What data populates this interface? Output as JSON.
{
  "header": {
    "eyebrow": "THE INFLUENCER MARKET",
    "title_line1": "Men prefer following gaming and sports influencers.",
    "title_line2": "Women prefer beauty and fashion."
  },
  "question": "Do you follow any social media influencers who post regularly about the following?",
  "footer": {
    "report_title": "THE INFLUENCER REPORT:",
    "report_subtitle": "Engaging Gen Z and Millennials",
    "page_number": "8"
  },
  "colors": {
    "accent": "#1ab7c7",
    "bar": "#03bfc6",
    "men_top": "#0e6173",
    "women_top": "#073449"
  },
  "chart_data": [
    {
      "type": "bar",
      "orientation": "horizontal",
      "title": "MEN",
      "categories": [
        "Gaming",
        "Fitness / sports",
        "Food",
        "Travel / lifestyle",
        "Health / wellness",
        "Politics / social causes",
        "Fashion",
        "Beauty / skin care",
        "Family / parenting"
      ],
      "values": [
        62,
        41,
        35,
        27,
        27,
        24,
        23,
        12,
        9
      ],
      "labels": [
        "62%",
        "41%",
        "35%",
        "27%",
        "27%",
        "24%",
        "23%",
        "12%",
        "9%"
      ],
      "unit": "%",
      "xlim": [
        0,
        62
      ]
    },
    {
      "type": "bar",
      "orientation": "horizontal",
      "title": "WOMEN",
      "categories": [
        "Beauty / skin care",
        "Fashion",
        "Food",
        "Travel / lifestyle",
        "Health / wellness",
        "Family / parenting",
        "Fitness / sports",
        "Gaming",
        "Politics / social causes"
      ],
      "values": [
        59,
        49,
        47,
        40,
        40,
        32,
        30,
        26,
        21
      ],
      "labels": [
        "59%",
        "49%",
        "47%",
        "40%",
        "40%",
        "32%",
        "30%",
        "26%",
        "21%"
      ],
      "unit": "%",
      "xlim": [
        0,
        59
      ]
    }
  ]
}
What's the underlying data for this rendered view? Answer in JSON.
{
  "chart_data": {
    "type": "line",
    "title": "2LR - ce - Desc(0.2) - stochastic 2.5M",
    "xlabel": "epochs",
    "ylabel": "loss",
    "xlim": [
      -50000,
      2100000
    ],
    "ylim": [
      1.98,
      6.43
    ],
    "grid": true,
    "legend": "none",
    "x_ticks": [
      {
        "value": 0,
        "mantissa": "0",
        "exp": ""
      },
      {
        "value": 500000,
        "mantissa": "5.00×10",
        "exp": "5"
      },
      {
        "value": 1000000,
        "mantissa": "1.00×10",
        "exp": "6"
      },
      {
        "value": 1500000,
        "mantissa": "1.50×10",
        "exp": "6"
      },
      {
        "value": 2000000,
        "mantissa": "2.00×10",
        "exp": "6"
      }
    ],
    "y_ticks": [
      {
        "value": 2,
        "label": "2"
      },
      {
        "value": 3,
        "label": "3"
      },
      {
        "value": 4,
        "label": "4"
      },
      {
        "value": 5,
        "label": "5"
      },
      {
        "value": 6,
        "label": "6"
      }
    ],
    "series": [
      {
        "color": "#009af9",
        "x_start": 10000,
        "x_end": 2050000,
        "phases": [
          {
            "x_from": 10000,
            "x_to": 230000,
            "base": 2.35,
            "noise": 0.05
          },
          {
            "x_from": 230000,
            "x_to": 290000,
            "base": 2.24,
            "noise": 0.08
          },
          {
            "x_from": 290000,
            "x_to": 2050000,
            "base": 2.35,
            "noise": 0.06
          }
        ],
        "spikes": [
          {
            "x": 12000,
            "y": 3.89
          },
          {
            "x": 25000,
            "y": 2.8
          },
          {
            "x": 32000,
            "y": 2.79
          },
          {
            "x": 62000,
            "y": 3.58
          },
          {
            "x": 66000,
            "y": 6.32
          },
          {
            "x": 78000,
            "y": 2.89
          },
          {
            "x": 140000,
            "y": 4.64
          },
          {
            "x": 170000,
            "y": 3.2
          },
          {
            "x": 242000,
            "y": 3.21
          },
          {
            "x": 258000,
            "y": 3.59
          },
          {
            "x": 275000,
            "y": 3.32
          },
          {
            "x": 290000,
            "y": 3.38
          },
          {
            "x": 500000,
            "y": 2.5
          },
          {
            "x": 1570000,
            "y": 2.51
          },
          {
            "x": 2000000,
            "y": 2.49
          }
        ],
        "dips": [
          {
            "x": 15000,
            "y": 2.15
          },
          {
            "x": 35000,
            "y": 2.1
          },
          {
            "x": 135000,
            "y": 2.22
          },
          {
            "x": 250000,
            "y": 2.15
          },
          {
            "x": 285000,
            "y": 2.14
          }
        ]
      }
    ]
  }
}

* AIM
Repeat every line of the records above exactly.

* COMPLETED TASK
What data populates this interface? Output as JSON.
{
  "header": {
    "eyebrow": "THE INFLUENCER MARKET",
    "title_line1": "Men prefer following gaming and sports influencers.",
    "title_line2": "Women prefer beauty and fashion."
  },
  "question": "Do you follow any social media influencers who post regularly about the following?",
  "footer": {
    "report_title": "THE INFLUENCER REPORT:",
    "report_subtitle": "Engaging Gen Z and Millennials",
    "page_number": "8"
  },
  "colors": {
    "accent": "#1ab7c7",
    "bar": "#03bfc6",
    "men_top": "#0e6173",
    "women_top": "#073449"
  },
  "chart_data": [
    {
      "type": "bar",
      "orientation": "horizontal",
      "title": "MEN",
      "categories": [
        "Gaming",
        "Fitness / sports",
        "Food",
        "Travel / lifestyle",
        "Health / wellness",
        "Politics / social causes",
        "Fashion",
        "Beauty / skin care",
        "Family / parenting"
      ],
      "values": [
        62,
        41,
        35,
        27,
        27,
        24,
        23,
        12,
        9
      ],
      "labels": [
        "62%",
        "41%",
        "35%",
        "27%",
        "27%",
        "24%",
        "23%",
        "12%",
        "9%"
      ],
      "unit": "%",
      "xlim": [
        0,
        62
      ]
    },
    {
      "type": "bar",
      "orientation": "horizontal",
      "title": "WOMEN",
      "categories": [
        "Beauty / skin care",
        "Fashion",
        "Food",
        "Travel / lifestyle",
        "Health / wellness",
        "Family / parenting",
        "Fitness / sports",
        "Gaming",
        "Politics / social causes"
      ],
      "values": [
        59,
        49,
        47,
        40,
        40,
        32,
        30,
        26,
        21
      ],
      "labels": [
        "59%",
        "49%",
        "47%",
        "40%",
        "40%",
        "32%",
        "30%",
        "26%",
        "21%"
      ],
      "unit": "%",
      "xlim": [
        0,
        59
      ]
    }
  ]
}
What's the underlying data for this rendered view? Answer in JSON.
{
  "chart_data": {
    "type": "line",
    "title": "2LR - ce - Desc(0.2) - stochastic 2.5M",
    "xlabel": "epochs",
    "ylabel": "loss",
    "xlim": [
      -50000,
      2100000
    ],
    "ylim": [
      1.98,
      6.43
    ],
    "grid": true,
    "legend": "none",
    "x_ticks": [
      {
        "value": 0,
        "mantissa": "0",
        "exp": ""
      },
      {
        "value": 500000,
        "mantissa": "5.00×10",
        "exp": "5"
      },
      {
        "value": 1000000,
        "mantissa": "1.00×10",
        "exp": "6"
      },
      {
        "value": 1500000,
        "mantissa": "1.50×10",
        "exp": "6"
      },
      {
        "value": 2000000,
        "mantissa": "2.00×10",
        "exp": "6"
      }
    ],
    "y_ticks": [
      {
        "value": 2,
        "label": "2"
      },
      {
        "value": 3,
        "label": "3"
      },
      {
        "value": 4,
        "label": "4"
      },
      {
        "value": 5,
        "label": "5"
      },
      {
        "value": 6,
        "label": "6"
      }
    ],
    "series": [
      {
        "color": "#009af9",
        "x_start": 10000,
        "x_end": 2050000,
        "phases": [
          {
            "x_from": 10000,
            "x_to": 230000,
            "base": 2.35,
            "noise": 0.05
          },
          {
            "x_from": 230000,
            "x_to": 290000,
            "base": 2.24,
            "noise": 0.08
          },
          {
            "x_from": 290000,
            "x_to": 2050000,
            "base": 2.35,
            "noise": 0.06
          }
        ],
        "spikes": [
          {
            "x": 12000,
            "y": 3.89
          },
          {
            "x": 25000,
            "y": 2.8
          },
          {
            "x": 32000,
            "y": 2.79
          },
          {
            "x": 62000,
            "y": 3.58
          },
          {
            "x": 66000,
            "y": 6.32
          },
          {
            "x": 78000,
            "y": 2.89
          },
          {
            "x": 140000,
            "y": 4.64
          },
          {
            "x": 170000,
            "y": 3.2
          },
          {
            "x": 242000,
            "y": 3.21
          },
          {
            "x": 258000,
            "y": 3.59
          },
          {
            "x": 275000,
            "y": 3.32
          },
          {
            "x": 290000,
            "y": 3.38
          },
          {
            "x": 500000,
            "y": 2.5
          },
          {
            "x": 1570000,
            "y": 2.51
          },
          {
            "x": 2000000,
            "y": 2.49
          }
        ],
        "dips": [
          {
            "x": 15000,
            "y": 2.15
          },
          {
            "x": 35000,
            "y": 2.1
          },
          {
            "x": 135000,
            "y": 2.22
          },
          {
            "x": 250000,
            "y": 2.15
          },
          {
            "x": 285000,
            "y": 2.14
          }
        ]
      }
    ]
  }
}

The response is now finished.